• [Exercise directions]: Reproduce the records word for word, from their start through the line containing "svg-text:t: t [436,809,445,830]".
------------------------------------
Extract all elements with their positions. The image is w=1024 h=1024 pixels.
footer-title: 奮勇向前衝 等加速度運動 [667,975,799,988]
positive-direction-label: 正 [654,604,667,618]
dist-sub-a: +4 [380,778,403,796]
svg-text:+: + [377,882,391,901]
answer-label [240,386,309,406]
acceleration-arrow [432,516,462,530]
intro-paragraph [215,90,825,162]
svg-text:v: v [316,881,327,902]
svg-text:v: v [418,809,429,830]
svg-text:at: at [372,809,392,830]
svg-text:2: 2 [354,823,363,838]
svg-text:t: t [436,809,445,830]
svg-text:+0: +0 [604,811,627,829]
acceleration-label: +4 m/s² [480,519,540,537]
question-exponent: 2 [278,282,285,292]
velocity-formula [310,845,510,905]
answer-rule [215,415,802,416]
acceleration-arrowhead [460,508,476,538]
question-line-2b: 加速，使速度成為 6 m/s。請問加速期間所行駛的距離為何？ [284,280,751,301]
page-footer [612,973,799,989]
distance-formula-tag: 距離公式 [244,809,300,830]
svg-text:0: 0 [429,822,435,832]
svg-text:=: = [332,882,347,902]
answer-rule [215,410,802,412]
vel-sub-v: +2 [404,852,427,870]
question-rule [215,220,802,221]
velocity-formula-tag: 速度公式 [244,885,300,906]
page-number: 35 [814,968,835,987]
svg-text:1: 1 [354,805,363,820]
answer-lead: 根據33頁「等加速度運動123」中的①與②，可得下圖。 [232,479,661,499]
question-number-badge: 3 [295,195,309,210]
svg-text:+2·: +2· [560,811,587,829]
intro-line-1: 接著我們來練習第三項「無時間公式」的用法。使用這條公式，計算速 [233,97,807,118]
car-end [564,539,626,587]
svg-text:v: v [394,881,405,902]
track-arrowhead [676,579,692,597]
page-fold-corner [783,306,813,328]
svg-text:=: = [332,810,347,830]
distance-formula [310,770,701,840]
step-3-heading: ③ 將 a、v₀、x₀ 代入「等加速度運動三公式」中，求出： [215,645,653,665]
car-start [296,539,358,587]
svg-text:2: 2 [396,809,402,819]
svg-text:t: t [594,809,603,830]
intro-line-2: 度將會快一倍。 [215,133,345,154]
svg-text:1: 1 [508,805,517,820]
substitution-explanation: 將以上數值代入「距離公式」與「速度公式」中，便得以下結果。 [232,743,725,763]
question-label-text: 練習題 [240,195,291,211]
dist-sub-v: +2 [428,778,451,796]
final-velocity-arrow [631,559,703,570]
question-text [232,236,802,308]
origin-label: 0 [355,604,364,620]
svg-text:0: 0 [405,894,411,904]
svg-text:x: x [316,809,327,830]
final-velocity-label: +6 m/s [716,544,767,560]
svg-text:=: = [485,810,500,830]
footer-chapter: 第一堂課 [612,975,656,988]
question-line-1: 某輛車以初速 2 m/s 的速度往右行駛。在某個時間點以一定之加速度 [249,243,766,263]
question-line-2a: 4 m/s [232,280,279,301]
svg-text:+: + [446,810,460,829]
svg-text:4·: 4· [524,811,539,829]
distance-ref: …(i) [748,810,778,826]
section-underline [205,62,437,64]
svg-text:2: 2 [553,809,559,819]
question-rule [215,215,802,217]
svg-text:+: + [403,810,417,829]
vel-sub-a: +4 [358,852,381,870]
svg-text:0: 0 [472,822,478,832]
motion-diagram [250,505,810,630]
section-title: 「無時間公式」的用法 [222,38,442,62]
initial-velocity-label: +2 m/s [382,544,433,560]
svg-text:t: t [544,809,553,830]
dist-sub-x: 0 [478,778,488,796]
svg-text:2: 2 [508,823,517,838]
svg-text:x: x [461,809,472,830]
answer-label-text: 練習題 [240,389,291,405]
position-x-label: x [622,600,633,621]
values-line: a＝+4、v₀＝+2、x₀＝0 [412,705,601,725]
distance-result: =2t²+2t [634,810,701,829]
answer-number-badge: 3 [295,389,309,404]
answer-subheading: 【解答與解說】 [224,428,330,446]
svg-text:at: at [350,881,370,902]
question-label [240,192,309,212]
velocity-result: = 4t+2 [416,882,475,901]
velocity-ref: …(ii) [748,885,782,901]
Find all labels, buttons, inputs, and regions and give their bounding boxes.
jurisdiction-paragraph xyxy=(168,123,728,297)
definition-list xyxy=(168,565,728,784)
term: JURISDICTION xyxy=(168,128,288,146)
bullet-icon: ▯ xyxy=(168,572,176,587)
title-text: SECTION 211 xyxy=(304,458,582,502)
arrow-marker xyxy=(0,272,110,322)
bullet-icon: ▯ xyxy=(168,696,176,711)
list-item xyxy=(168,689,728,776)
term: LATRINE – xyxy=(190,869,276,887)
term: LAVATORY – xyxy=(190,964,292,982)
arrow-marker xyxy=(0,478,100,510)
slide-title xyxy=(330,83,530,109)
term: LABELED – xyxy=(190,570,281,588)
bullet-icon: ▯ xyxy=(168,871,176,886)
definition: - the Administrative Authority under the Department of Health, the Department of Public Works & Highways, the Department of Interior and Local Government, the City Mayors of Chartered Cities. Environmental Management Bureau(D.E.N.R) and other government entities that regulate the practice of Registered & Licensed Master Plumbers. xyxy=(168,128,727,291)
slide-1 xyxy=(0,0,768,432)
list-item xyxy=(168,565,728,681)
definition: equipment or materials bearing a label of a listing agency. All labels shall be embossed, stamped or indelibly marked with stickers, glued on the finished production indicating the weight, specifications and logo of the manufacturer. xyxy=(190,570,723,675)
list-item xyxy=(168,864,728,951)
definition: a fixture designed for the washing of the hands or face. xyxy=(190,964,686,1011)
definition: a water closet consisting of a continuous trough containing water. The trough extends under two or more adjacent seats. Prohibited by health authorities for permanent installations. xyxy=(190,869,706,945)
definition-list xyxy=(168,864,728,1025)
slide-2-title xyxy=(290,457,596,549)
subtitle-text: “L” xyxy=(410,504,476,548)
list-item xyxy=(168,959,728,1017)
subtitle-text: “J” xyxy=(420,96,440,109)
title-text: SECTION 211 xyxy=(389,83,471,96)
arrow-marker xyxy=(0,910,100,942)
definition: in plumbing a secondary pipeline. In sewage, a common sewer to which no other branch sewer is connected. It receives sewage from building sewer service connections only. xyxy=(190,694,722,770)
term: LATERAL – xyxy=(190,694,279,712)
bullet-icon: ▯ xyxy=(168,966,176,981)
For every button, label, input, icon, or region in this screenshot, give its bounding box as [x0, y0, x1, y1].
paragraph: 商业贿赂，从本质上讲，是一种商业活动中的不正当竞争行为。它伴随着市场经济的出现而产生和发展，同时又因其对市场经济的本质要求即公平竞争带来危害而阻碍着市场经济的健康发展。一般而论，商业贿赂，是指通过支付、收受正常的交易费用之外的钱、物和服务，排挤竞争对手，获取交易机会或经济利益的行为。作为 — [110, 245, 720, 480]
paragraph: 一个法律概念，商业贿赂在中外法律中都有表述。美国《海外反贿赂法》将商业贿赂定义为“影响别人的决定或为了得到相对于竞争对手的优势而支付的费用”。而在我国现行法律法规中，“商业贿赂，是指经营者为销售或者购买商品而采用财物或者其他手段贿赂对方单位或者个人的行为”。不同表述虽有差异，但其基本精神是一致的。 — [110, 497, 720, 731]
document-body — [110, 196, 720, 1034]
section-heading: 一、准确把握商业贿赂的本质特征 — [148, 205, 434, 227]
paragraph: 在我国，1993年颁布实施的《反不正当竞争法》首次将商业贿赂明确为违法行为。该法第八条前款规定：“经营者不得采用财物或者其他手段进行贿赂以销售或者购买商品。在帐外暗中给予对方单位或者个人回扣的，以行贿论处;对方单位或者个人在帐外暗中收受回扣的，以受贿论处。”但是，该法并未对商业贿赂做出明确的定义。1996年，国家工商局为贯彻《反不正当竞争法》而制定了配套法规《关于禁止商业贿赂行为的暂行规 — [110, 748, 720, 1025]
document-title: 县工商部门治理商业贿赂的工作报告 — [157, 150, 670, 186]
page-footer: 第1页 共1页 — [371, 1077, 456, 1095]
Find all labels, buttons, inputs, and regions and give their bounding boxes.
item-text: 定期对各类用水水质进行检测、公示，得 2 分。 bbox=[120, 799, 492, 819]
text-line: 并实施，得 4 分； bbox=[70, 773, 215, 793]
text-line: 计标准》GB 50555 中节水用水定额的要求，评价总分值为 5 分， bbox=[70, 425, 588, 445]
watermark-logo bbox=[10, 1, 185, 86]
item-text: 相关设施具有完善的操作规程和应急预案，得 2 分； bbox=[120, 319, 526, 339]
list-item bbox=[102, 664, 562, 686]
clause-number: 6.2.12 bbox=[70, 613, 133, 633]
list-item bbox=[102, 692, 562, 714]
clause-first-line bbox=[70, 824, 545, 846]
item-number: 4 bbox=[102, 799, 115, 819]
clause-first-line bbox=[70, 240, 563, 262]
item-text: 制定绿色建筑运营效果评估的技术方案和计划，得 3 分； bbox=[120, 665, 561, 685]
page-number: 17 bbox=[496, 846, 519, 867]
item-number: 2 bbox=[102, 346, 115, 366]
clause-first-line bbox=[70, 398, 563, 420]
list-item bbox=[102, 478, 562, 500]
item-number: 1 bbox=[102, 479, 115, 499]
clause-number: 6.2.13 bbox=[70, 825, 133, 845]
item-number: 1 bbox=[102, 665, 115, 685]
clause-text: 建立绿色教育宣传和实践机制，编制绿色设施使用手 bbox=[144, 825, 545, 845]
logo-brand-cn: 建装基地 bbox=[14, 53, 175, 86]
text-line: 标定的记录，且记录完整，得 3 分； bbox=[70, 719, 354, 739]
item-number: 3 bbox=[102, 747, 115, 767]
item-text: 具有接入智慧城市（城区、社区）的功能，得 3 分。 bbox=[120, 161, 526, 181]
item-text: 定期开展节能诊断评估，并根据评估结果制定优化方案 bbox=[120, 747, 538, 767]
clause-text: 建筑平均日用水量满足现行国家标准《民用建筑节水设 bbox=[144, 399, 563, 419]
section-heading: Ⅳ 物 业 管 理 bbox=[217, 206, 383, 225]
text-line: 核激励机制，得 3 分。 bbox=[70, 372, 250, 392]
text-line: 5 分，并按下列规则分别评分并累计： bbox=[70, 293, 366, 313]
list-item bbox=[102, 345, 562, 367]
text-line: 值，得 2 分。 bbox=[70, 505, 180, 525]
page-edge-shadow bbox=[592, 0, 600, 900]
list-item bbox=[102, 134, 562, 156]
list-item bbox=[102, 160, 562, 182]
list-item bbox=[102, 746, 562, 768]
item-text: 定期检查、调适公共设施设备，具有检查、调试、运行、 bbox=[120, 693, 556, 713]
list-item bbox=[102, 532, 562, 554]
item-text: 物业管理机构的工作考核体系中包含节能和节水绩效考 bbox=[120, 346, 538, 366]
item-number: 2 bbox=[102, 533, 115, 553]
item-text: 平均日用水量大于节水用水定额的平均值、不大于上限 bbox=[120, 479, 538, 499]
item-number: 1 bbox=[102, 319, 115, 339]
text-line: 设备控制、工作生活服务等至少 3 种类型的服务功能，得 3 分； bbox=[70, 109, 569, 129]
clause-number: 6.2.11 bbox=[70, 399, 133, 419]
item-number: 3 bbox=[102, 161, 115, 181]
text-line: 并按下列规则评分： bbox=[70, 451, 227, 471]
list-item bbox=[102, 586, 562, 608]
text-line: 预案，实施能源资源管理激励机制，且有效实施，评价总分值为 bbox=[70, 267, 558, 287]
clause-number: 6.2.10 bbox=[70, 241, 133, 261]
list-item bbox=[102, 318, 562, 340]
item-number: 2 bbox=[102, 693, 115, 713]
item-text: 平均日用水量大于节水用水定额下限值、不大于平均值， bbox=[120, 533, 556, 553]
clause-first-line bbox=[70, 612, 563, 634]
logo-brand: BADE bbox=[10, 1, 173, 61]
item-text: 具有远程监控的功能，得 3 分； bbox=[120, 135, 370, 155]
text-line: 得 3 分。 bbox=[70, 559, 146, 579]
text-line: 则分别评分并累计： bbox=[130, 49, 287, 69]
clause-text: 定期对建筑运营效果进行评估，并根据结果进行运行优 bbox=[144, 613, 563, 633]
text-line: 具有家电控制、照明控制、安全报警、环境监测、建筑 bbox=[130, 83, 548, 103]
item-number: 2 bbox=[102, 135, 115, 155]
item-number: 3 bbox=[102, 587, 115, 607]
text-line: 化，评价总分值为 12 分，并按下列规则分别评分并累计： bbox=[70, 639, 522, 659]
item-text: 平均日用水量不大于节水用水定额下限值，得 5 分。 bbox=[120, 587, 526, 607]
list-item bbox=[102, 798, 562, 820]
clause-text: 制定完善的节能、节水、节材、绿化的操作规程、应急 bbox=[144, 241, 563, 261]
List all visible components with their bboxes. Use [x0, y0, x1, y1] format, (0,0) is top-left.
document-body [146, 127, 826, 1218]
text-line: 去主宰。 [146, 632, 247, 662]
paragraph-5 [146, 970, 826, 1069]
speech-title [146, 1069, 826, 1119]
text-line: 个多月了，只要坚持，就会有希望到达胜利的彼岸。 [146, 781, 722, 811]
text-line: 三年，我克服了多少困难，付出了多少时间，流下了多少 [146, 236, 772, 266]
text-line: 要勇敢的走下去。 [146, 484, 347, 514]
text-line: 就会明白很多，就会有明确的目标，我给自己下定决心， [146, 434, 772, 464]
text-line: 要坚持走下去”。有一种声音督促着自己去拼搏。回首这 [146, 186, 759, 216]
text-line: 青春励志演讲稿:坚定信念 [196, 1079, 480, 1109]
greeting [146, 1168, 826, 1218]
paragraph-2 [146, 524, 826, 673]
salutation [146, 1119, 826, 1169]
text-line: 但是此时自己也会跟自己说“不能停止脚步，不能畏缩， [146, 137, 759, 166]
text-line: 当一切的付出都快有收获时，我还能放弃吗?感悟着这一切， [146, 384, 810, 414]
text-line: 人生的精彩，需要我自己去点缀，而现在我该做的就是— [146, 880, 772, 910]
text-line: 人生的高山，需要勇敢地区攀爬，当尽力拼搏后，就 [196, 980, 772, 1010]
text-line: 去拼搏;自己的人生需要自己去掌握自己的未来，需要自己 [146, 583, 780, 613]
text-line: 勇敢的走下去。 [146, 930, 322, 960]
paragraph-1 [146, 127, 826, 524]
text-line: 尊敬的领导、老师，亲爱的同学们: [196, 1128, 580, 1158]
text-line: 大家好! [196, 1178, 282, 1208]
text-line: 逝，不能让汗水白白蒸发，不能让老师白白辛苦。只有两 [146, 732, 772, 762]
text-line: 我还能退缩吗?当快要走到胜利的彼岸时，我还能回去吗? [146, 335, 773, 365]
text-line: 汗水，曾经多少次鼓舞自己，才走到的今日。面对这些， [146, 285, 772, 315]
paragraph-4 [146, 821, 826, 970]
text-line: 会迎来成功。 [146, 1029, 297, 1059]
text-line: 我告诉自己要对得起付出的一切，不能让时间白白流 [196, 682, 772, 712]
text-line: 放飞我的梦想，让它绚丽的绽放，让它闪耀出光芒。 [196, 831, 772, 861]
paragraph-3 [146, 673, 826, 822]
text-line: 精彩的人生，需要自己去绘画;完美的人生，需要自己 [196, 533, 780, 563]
------------------------------------
• [Response to this exercise]:
Extract all elements with their positions. The image is w=1024 h=1024 pixels.
footer-title: 奮勇向前衝 等加速度運動 [667,975,799,988]
positive-direction-label: 正 [654,604,667,618]
dist-sub-a: +4 [380,778,403,796]
svg-text:+: + [377,882,391,901]
answer-label [240,386,309,406]
acceleration-arrow [432,516,462,530]
intro-paragraph [215,90,825,162]
svg-text:v: v [316,881,327,902]
svg-text:v: v [418,809,429,830]
svg-text:at: at [372,809,392,830]
svg-text:2: 2 [354,823,363,838]
svg-text:t: t [436,809,445,830]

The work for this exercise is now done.